§ **Исходный текст**:
────────────────
После такого небольшого отступления вернусь все-таки к обсуждению проблемы, которую считаю важнейшей. Назовем и обозначим ее словами Автора:

Великая идея

Что это за Великая Идея? Какую функцию исполняет здесь слово «Великая»? Почему такое определение? Сразу и спонтанно возникают вопросы. Ответы приходят также спонтанно.

«Вы любите употреблять «высшая мысль», «великая мысль», «скрепляющая идея» и проч.; я бы желал знать, что, собственно, вы подразумеваете под словом «великая мысль»?

— Право, не знаю, как вам ответить на это... ...Если я признаюсь вам, что и сам не умею ответить, то это будет вернее. Великая мысль — это чаще всего чувство, которое слишком иногда подолгу остается без определения. Знаю только, что это всегда было то, из чего истекала живая жизнь, то есть не умственная и не сочиненная, а, напротив, нескучная и веселая, так что высшая идея, из которой она истекает, решительно необходима...

... ... ...

А что же такое эта живая жизнь, по-вашему?

— Тоже не знаю... знаю только, что это, должно быть, нечто ужасно простое, самое обыденное и в глаза не бросающееся, ежедневное и ежеминутное, и до того простое, что мы никак не можем поверить, чтобы оно было так просто, и, естественно, проходим мимо вот уже многие тысячи лет, не замечая и не узнавая.

... ... ...

— Все это ужасно темно и неясно. Если говорить, то, по-моему, надо развить...

— ... ... ...

— Развить? — нет, уж лучше не развивать, и к тому же страсть моя — говорить без развития. Право, так. И вот еще странность: случись, что я начну развивать мысль, в которую верую, и почти всегда так выходит, что к концу изложения я сам перестаю веровать в излагаемое; боюсь подвергнуться и теперь».

Боюсь подвергнуться и я. Но все-таки попытаюсь консеквентно, хотя линейная, консеквентная логика здесь невозможна, и автор это знал, отказываясь от нее: не случайно, доходя до известного пункта в своих рассуждениях на эту тему и на сходные, смежные, он упоминает об «евклидовой геометрии» и о невозможности в данных случаях следовать этой логике. Здесь, очевидно, начинается другой, новый научный метод, начинают действовать новые или другие логические и математические законы, вероятно, тогда еще не сформулированные и не найденные. Но Достоевский интуитивно знал об их существовании. Его мысль напряженно искала эти законы. Это был путь пионера и открывателя. «Великая идея», или «Великая мысль», не желала укладываться в прокрустово ложе ни бытовой, «повседневной» логики, ни логики евклидовой геометрии. Тут нужны были другие структуры. Какие? Научные? Но мы не знаем, что это такое.
────────────────
§ **Элементы данных**:
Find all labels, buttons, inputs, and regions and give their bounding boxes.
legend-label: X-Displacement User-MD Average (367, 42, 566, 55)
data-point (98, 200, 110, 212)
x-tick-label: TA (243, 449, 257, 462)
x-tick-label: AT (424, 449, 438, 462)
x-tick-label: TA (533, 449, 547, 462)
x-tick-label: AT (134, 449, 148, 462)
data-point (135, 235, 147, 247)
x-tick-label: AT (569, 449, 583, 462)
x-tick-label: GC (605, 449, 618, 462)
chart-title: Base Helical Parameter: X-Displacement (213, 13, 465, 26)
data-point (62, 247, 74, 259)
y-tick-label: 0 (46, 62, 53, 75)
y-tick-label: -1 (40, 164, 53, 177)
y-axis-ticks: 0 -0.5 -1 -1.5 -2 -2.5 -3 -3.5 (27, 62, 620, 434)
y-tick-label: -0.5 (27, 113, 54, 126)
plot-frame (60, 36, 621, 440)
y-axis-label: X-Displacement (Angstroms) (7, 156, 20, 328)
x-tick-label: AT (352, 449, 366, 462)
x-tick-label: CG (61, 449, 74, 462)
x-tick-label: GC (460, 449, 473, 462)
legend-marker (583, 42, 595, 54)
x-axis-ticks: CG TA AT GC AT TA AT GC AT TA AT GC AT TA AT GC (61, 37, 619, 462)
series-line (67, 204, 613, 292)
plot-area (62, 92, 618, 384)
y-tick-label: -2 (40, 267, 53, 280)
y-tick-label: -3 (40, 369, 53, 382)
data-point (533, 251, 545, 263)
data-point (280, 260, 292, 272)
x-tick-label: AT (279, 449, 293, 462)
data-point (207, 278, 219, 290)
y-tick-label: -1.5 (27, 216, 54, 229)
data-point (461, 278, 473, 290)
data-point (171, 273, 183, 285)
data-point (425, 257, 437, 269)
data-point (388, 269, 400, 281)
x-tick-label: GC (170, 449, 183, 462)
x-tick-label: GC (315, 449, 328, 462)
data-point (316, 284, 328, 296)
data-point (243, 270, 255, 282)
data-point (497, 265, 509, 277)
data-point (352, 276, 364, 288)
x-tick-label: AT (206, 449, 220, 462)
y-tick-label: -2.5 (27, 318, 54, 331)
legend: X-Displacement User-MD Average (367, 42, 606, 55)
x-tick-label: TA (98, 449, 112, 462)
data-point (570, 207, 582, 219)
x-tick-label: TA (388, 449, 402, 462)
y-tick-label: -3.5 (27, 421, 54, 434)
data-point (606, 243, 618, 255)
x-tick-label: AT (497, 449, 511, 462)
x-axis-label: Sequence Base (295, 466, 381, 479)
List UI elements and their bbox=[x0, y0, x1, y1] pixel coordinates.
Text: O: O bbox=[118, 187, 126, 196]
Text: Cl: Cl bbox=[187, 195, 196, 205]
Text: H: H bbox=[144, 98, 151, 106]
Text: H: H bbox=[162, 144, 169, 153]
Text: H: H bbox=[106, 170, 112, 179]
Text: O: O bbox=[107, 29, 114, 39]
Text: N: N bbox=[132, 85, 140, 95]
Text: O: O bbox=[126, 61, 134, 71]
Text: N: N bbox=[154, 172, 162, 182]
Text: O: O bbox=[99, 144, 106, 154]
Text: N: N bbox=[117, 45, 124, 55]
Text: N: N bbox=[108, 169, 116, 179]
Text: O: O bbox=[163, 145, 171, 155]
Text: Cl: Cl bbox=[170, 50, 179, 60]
────────────────
§ **Что нужно сделать**:
1. Ответьте по тексту о «Великой идее»:
(a) Чем, по словам отвечающего в цитате, чаще всего бывает великая мысль?
(b) Что почти всегда выходит, когда отвечающий начинает развивать мысль, в которую верует?
(c) Какую геометрию упоминает автор, говоря о невозможности следовать линейной логике?
2. Допишите текст о «Великой идее», начав сразу после его последней фразы.

§ **Итоговые результаты**:
1.
(a) Чувством, которое слишком иногда подолгу остаётся без определения.
(b) К концу изложения отвечающий сам перестаёт веровать в излагаемое.
(c) Евклидову геометрию.

2.
Или, если кто-нибудь и знает, ему известно также, что структуры эти основаны на непостоянных величинах. Какая же логика вступает здесь в силу? И — найдена ли эта другая логика, этот другой метод? Думается, да. Здесь действует и вступает в силу логика художественных законов, логика художественного воображения, художественных структур и образов. Здесь ощупью ищется (и найден?) другой художественный язык. Это язык непривычного синтаксиса, язык необыденной логики. Да и понятно: возможно ли выразить нечто необъятное, как жизнь, такое же простое, как жизнь, такое же великое, как жизнь, ежедневное, ежеминутное и тем не менее несбыточное и незавершенное — можно ли выразить это необъятное словами и понятиями привычного? Нет, конечно. И тут повествовательный, нарративный язык нарративной консеквентной логики незаметно уступает место условно-поэтическому языку, где действуют другие синтаксические закономерности, другой ритм, другие конструкции. Проза ли это? На этот вопрос нет пока ответа.

Или если он есть (и я надеюсь очень), то нужно собирать его «по частям» и с большим терпением, постепенно.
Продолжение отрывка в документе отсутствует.